DATA SUPPLIED ▸
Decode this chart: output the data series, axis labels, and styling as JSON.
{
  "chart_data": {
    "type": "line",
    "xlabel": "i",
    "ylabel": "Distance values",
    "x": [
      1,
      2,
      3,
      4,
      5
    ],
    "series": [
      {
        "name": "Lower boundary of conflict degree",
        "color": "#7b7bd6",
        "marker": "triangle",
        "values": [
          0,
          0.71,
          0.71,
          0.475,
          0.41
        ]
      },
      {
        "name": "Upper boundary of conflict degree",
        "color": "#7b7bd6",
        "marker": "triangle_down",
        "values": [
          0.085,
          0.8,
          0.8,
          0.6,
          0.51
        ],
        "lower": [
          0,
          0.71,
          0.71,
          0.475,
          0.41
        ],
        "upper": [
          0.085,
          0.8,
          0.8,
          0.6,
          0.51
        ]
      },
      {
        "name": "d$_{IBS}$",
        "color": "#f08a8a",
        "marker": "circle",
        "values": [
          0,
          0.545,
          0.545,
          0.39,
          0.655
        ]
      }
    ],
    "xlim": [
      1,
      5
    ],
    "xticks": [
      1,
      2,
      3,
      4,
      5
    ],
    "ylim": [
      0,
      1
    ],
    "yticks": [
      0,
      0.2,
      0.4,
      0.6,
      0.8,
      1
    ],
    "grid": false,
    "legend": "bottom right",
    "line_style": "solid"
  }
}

* * *

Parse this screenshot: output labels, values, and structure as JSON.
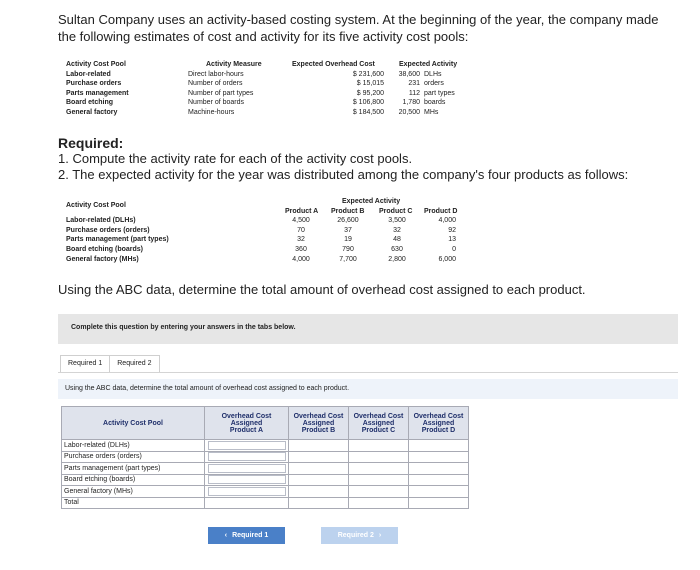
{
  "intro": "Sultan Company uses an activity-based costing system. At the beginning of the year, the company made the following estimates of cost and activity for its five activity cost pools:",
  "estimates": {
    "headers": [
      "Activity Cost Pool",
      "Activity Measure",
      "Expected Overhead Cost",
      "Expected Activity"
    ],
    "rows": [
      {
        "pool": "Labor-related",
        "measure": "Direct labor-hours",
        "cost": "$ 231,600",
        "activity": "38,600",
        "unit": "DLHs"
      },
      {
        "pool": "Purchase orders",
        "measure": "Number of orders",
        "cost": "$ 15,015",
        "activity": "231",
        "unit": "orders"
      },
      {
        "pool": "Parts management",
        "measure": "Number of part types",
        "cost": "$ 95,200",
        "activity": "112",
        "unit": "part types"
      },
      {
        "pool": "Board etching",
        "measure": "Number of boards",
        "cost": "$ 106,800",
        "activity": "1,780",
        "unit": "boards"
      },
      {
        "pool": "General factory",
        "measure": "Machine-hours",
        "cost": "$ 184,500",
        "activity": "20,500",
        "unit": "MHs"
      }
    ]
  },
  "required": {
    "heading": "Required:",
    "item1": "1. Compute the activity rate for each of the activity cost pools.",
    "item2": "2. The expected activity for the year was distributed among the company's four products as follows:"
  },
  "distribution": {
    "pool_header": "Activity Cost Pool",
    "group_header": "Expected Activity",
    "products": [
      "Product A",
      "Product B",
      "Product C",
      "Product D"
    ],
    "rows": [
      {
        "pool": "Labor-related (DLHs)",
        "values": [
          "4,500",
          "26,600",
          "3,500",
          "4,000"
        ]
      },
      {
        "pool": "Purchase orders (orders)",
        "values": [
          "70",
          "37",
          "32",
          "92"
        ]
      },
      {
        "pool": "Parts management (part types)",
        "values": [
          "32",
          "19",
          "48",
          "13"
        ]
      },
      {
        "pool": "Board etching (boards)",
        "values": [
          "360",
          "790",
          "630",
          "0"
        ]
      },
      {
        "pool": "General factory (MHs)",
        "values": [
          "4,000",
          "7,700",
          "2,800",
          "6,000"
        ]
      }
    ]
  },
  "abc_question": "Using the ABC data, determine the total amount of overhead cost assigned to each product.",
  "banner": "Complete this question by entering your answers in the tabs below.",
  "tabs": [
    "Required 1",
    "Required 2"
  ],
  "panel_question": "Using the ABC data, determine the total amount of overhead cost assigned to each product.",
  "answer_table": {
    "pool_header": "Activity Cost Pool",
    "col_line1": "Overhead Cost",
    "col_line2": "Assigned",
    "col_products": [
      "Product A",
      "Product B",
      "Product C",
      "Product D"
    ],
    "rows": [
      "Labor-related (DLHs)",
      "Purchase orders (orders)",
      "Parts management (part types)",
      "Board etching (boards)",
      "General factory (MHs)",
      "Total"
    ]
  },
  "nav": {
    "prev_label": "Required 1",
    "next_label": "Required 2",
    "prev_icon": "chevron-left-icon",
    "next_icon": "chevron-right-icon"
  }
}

OBJECTIVE ▸ State how many lines of the material contain the string "determine", with no other words.

RESULT ▸ 2